Transcribe the records exactly. Pictures do not belong in the transcription.
--- Begin Records provided ---
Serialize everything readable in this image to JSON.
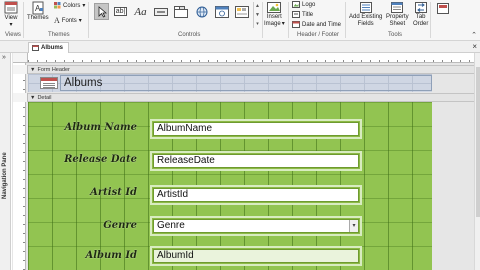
{
  "ribbon": {
    "views": {
      "view_label": "View",
      "group_label": "Views"
    },
    "themes": {
      "themes_label": "Themes",
      "colors_label": "Colors",
      "fonts_label": "Fonts",
      "group_label": "Themes"
    },
    "controls": {
      "text_glyph": "Aa",
      "textbox_glyph": "ab|",
      "group_label": "Controls"
    },
    "insert": {
      "insert_image_label": "Insert",
      "insert_image_label2": "Image"
    },
    "header_footer": {
      "logo_label": "Logo",
      "title_label": "Title",
      "date_time_label": "Date and Time",
      "group_label": "Header / Footer"
    },
    "tools": {
      "add_fields_label": "Add Existing",
      "add_fields_label2": "Fields",
      "property_sheet_label": "Property",
      "property_sheet_label2": "Sheet",
      "tab_order_label": "Tab",
      "tab_order_label2": "Order",
      "group_label": "Tools"
    }
  },
  "document_tab": {
    "label": "Albums"
  },
  "nav_pane": {
    "label": "Navigation Pane"
  },
  "sections": {
    "form_header": "Form Header",
    "detail": "Detail"
  },
  "form": {
    "title": "Albums",
    "fields": [
      {
        "label": "Album Name",
        "control": "AlbumName",
        "type": "textbox"
      },
      {
        "label": "Release Date",
        "control": "ReleaseDate",
        "type": "textbox"
      },
      {
        "label": "Artist Id",
        "control": "ArtistId",
        "type": "textbox"
      },
      {
        "label": "Genre",
        "control": "Genre",
        "type": "combobox"
      },
      {
        "label": "Album Id",
        "control": "AlbumId",
        "type": "textbox"
      }
    ]
  },
  "colors": {
    "detail_band": "#92c451",
    "header_band": "#cfd6e3",
    "field_border": "#d8ecc0",
    "label_text": "#1e2a10"
  }
}
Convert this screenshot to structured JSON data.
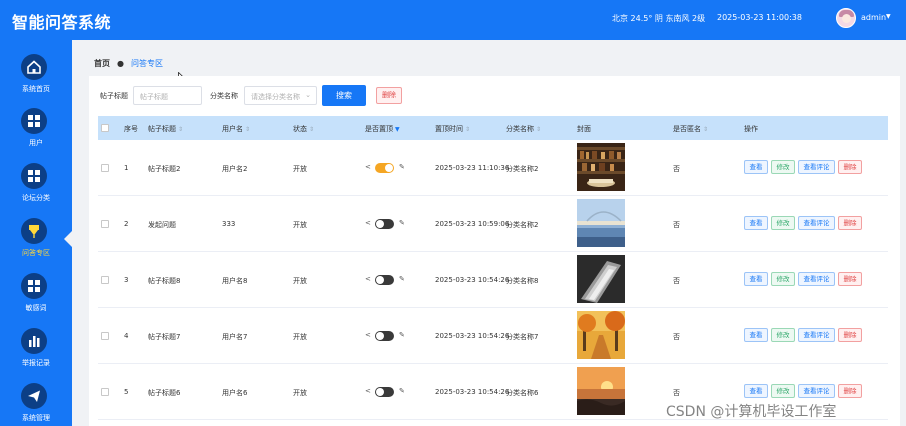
{
  "header": {
    "app_title": "智能问答系统",
    "weather": "北京  24.5°  阴  东南风  2级",
    "datetime": "2025-03-23 11:00:38",
    "username": "admin",
    "caret": "▼",
    "bg_color": "#1677f6"
  },
  "sidebar": {
    "items": [
      {
        "label": "系统首页",
        "icon": "home-icon"
      },
      {
        "label": "用户",
        "icon": "grid-icon"
      },
      {
        "label": "论坛分类",
        "icon": "grid-icon"
      },
      {
        "label": "问答专区",
        "icon": "pin-icon",
        "active": true
      },
      {
        "label": "敏感词",
        "icon": "grid-icon"
      },
      {
        "label": "举报记录",
        "icon": "bar-chart-icon"
      },
      {
        "label": "系统管理",
        "icon": "send-icon"
      }
    ]
  },
  "breadcrumb": {
    "home": "首页",
    "separator": "●",
    "current": "问答专区"
  },
  "search": {
    "title_label": "帖子标题",
    "title_placeholder": "帖子标题",
    "category_label": "分类名称",
    "category_placeholder": "请选择分类名称",
    "search_button": "搜索",
    "delete_button": "删除"
  },
  "table": {
    "columns": [
      "序号",
      "帖子标题",
      "用户名",
      "状态",
      "是否置顶",
      "置顶时间",
      "分类名称",
      "封面",
      "是否匿名",
      "操作"
    ],
    "sort_glyph": "⇕",
    "sort_active_glyph": "▼",
    "share_glyph": "<",
    "edit_glyph": "✎",
    "actions": {
      "view": "查看",
      "edit": "修改",
      "comments": "查看评论",
      "delete": "删除"
    },
    "rows": [
      {
        "index": "1",
        "title": "帖子标题2",
        "user": "用户名2",
        "status": "开放",
        "top": true,
        "time": "2025-03-23 11:10:36",
        "category": "分类名称2",
        "cover": "bookshelf",
        "anonymous": "否"
      },
      {
        "index": "2",
        "title": "发起问题",
        "user": "333",
        "status": "开放",
        "top": false,
        "time": "2025-03-23 10:59:06",
        "category": "分类名称2",
        "cover": "bridge",
        "anonymous": "否"
      },
      {
        "index": "3",
        "title": "帖子标题8",
        "user": "用户名8",
        "status": "开放",
        "top": false,
        "time": "2025-03-23 10:54:26",
        "category": "分类名称8",
        "cover": "book-pages",
        "anonymous": "否"
      },
      {
        "index": "4",
        "title": "帖子标题7",
        "user": "用户名7",
        "status": "开放",
        "top": false,
        "time": "2025-03-23 10:54:26",
        "category": "分类名称7",
        "cover": "autumn",
        "anonymous": "否"
      },
      {
        "index": "5",
        "title": "帖子标题6",
        "user": "用户名6",
        "status": "开放",
        "top": false,
        "time": "2025-03-23 10:54:26",
        "category": "分类名称6",
        "cover": "sunset",
        "anonymous": "否"
      }
    ]
  },
  "watermark": "CSDN @计算机毕设工作室"
}
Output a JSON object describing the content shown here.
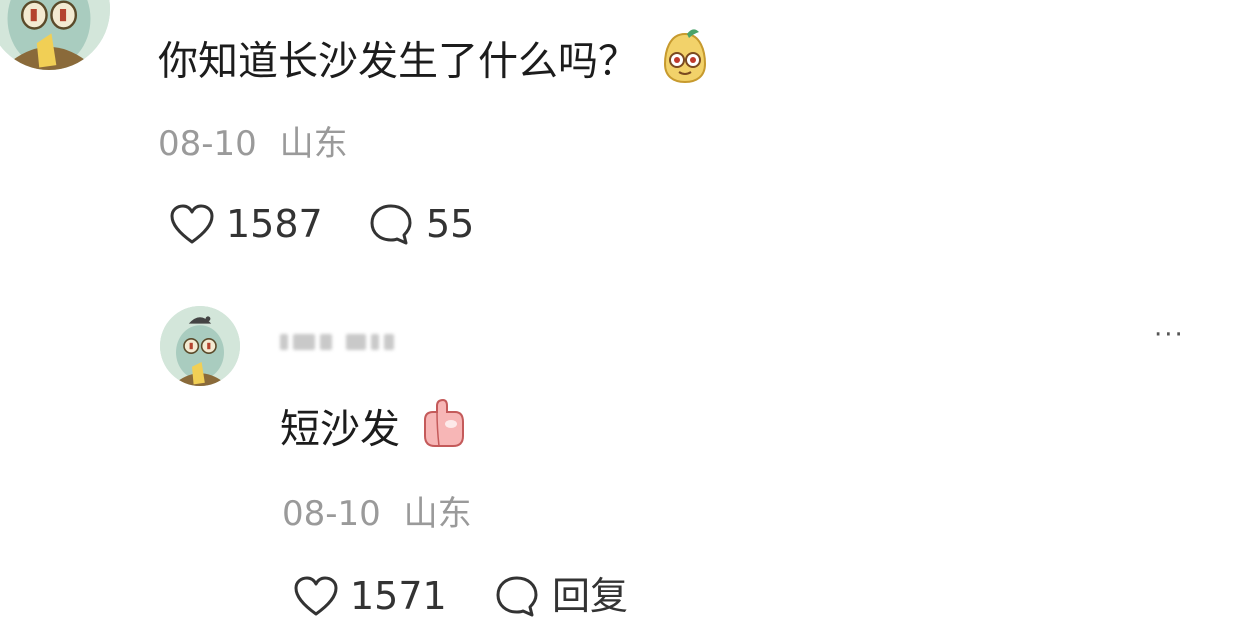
{
  "comment": {
    "text": "你知道长沙发生了什么吗？",
    "emoji": "pear-face-emoji",
    "date": "08-10",
    "location": "山东",
    "like_count": "1587",
    "reply_count": "55"
  },
  "reply": {
    "text": "短沙发",
    "emoji": "thumbs-up-emoji",
    "date": "08-10",
    "location": "山东",
    "like_count": "1571",
    "reply_label": "回复"
  },
  "icons": {
    "like": "heart-outline-icon",
    "comment": "speech-bubble-icon",
    "more": "more-dots-icon"
  },
  "colors": {
    "text": "#1c1c1c",
    "meta": "#9a9a9a",
    "avatar_bg": "#cfe3d6"
  },
  "more_label": "···"
}
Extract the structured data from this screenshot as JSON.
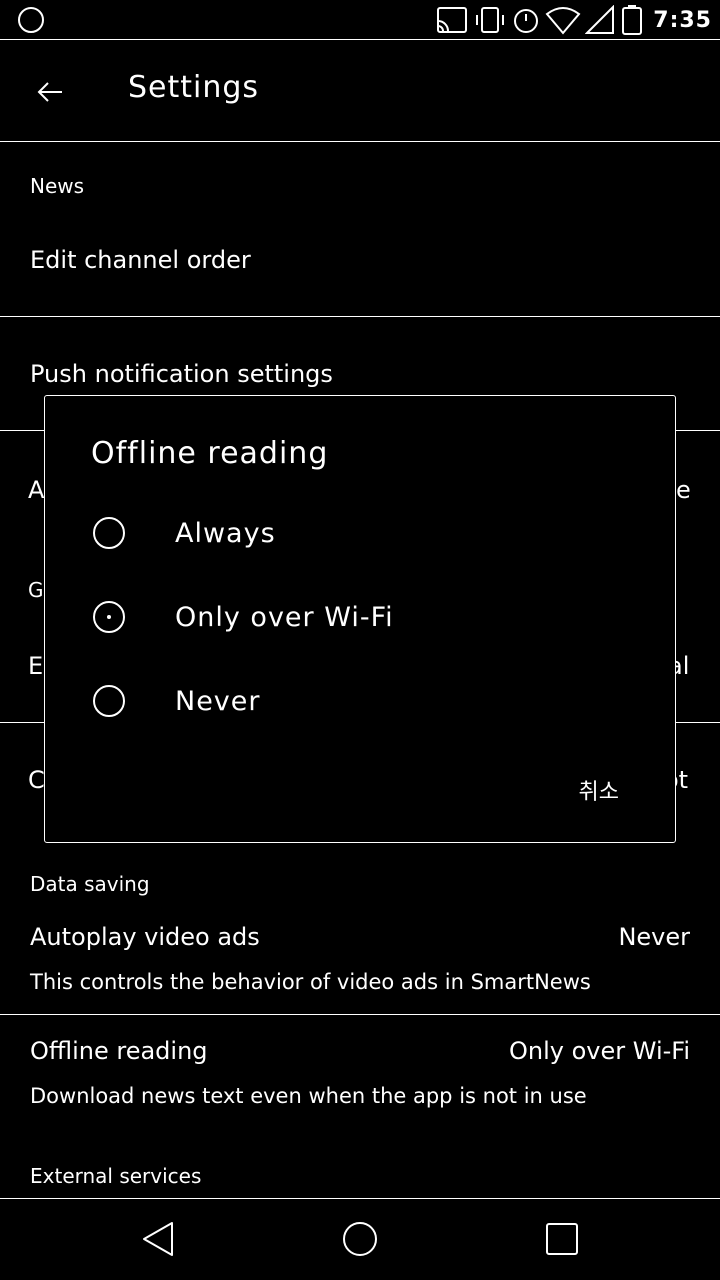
{
  "status_bar": {
    "time": "7:35"
  },
  "app_bar": {
    "title": "Settings"
  },
  "sections": {
    "news": {
      "header": "News",
      "edit_channel_order": "Edit channel order",
      "push_notification_settings": "Push notification settings"
    },
    "data_saving": {
      "header": "Data saving",
      "autoplay_label": "Autoplay video ads",
      "autoplay_value": "Never",
      "autoplay_sub": "This controls the behavior of video ads in SmartNews",
      "offline_label": "Offline reading",
      "offline_value": "Only over Wi-Fi",
      "offline_sub": "Download news text even when the app is not in use"
    },
    "external": {
      "header": "External services"
    }
  },
  "obscured": {
    "row1_left": "A",
    "row1_right": "e",
    "row2_left": "G",
    "row3_left": "E",
    "row3_right": "al",
    "row4_left": "C",
    "row4_right": "ot"
  },
  "dialog": {
    "title": "Offline reading",
    "options": [
      {
        "label": "Always",
        "selected": false
      },
      {
        "label": "Only over Wi-Fi",
        "selected": true
      },
      {
        "label": "Never",
        "selected": false
      }
    ],
    "cancel": "취소"
  },
  "icons": {
    "back": "arrow-left-icon",
    "nav_back": "triangle-back-icon",
    "nav_home": "circle-home-icon",
    "nav_recents": "square-recents-icon"
  }
}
--- End Records provided ---
Result below –
Serialize everything readable in this image to JSON.
{
  "ribbon": {
    "views": {
      "view_label": "View",
      "group_label": "Views"
    },
    "themes": {
      "themes_label": "Themes",
      "colors_label": "Colors",
      "fonts_label": "Fonts",
      "group_label": "Themes"
    },
    "controls": {
      "text_glyph": "Aa",
      "textbox_glyph": "ab|",
      "group_label": "Controls"
    },
    "insert": {
      "insert_image_label": "Insert",
      "insert_image_label2": "Image"
    },
    "header_footer": {
      "logo_label": "Logo",
      "title_label": "Title",
      "date_time_label": "Date and Time",
      "group_label": "Header / Footer"
    },
    "tools": {
      "add_fields_label": "Add Existing",
      "add_fields_label2": "Fields",
      "property_sheet_label": "Property",
      "property_sheet_label2": "Sheet",
      "tab_order_label": "Tab",
      "tab_order_label2": "Order",
      "group_label": "Tools"
    }
  },
  "document_tab": {
    "label": "Albums"
  },
  "nav_pane": {
    "label": "Navigation Pane"
  },
  "sections": {
    "form_header": "Form Header",
    "detail": "Detail"
  },
  "form": {
    "title": "Albums",
    "fields": [
      {
        "label": "Album Name",
        "control": "AlbumName",
        "type": "textbox"
      },
      {
        "label": "Release Date",
        "control": "ReleaseDate",
        "type": "textbox"
      },
      {
        "label": "Artist Id",
        "control": "ArtistId",
        "type": "textbox"
      },
      {
        "label": "Genre",
        "control": "Genre",
        "type": "combobox"
      },
      {
        "label": "Album Id",
        "control": "AlbumId",
        "type": "textbox"
      }
    ]
  },
  "colors": {
    "detail_band": "#92c451",
    "header_band": "#cfd6e3",
    "field_border": "#d8ecc0",
    "label_text": "#1e2a10"
  }
}
Convert this screenshot to structured JSON data.
{
  "header": {
    "app_title": "智能问答系统",
    "weather": "北京  24.5°  阴  东南风  2级",
    "datetime": "2025-03-23 11:00:38",
    "username": "admin",
    "caret": "▼",
    "bg_color": "#1677f6"
  },
  "sidebar": {
    "items": [
      {
        "label": "系统首页",
        "icon": "home-icon"
      },
      {
        "label": "用户",
        "icon": "grid-icon"
      },
      {
        "label": "论坛分类",
        "icon": "grid-icon"
      },
      {
        "label": "问答专区",
        "icon": "pin-icon",
        "active": true
      },
      {
        "label": "敏感词",
        "icon": "grid-icon"
      },
      {
        "label": "举报记录",
        "icon": "bar-chart-icon"
      },
      {
        "label": "系统管理",
        "icon": "send-icon"
      }
    ]
  },
  "breadcrumb": {
    "home": "首页",
    "separator": "●",
    "current": "问答专区"
  },
  "search": {
    "title_label": "帖子标题",
    "title_placeholder": "帖子标题",
    "category_label": "分类名称",
    "category_placeholder": "请选择分类名称",
    "search_button": "搜索",
    "delete_button": "删除"
  },
  "table": {
    "columns": [
      "序号",
      "帖子标题",
      "用户名",
      "状态",
      "是否置顶",
      "置顶时间",
      "分类名称",
      "封面",
      "是否匿名",
      "操作"
    ],
    "sort_glyph": "⇕",
    "sort_active_glyph": "▼",
    "share_glyph": "<",
    "edit_glyph": "✎",
    "actions": {
      "view": "查看",
      "edit": "修改",
      "comments": "查看评论",
      "delete": "删除"
    },
    "rows": [
      {
        "index": "1",
        "title": "帖子标题2",
        "user": "用户名2",
        "status": "开放",
        "top": true,
        "time": "2025-03-23 11:10:36",
        "category": "分类名称2",
        "cover": "bookshelf",
        "anonymous": "否"
      },
      {
        "index": "2",
        "title": "发起问题",
        "user": "333",
        "status": "开放",
        "top": false,
        "time": "2025-03-23 10:59:06",
        "category": "分类名称2",
        "cover": "bridge",
        "anonymous": "否"
      },
      {
        "index": "3",
        "title": "帖子标题8",
        "user": "用户名8",
        "status": "开放",
        "top": false,
        "time": "2025-03-23 10:54:26",
        "category": "分类名称8",
        "cover": "book-pages",
        "anonymous": "否"
      },
      {
        "index": "4",
        "title": "帖子标题7",
        "user": "用户名7",
        "status": "开放",
        "top": false,
        "time": "2025-03-23 10:54:26",
        "category": "分类名称7",
        "cover": "autumn",
        "anonymous": "否"
      },
      {
        "index": "5",
        "title": "帖子标题6",
        "user": "用户名6",
        "status": "开放",
        "top": false,
        "time": "2025-03-23 10:54:26",
        "category": "分类名称6",
        "cover": "sunset",
        "anonymous": "否"
      }
    ]
  },
  "watermark": "CSDN @计算机毕设工作室"
}
Output a JSON object describing the content shown here.
{
  "comment": {
    "text": "你知道长沙发生了什么吗？",
    "emoji": "pear-face-emoji",
    "date": "08-10",
    "location": "山东",
    "like_count": "1587",
    "reply_count": "55"
  },
  "reply": {
    "text": "短沙发",
    "emoji": "thumbs-up-emoji",
    "date": "08-10",
    "location": "山东",
    "like_count": "1571",
    "reply_label": "回复"
  },
  "icons": {
    "like": "heart-outline-icon",
    "comment": "speech-bubble-icon",
    "more": "more-dots-icon"
  },
  "colors": {
    "text": "#1c1c1c",
    "meta": "#9a9a9a",
    "avatar_bg": "#cfe3d6"
  },
  "more_label": "···"
}
Extract the structured data from this screenshot as JSON.
{
  "status_bar": {
    "time": "7:35"
  },
  "app_bar": {
    "title": "Settings"
  },
  "sections": {
    "news": {
      "header": "News",
      "edit_channel_order": "Edit channel order",
      "push_notification_settings": "Push notification settings"
    },
    "data_saving": {
      "header": "Data saving",
      "autoplay_label": "Autoplay video ads",
      "autoplay_value": "Never",
      "autoplay_sub": "This controls the behavior of video ads in SmartNews",
      "offline_label": "Offline reading",
      "offline_value": "Only over Wi-Fi",
      "offline_sub": "Download news text even when the app is not in use"
    },
    "external": {
      "header": "External services"
    }
  },
  "obscured": {
    "row1_left": "A",
    "row1_right": "e",
    "row2_left": "G",
    "row3_left": "E",
    "row3_right": "al",
    "row4_left": "C",
    "row4_right": "ot"
  },
  "dialog": {
    "title": "Offline reading",
    "options": [
      {
        "label": "Always",
        "selected": false
      },
      {
        "label": "Only over Wi-Fi",
        "selected": true
      },
      {
        "label": "Never",
        "selected": false
      }
    ],
    "cancel": "취소"
  },
  "icons": {
    "back": "arrow-left-icon",
    "nav_back": "triangle-back-icon",
    "nav_home": "circle-home-icon",
    "nav_recents": "square-recents-icon"
  }
}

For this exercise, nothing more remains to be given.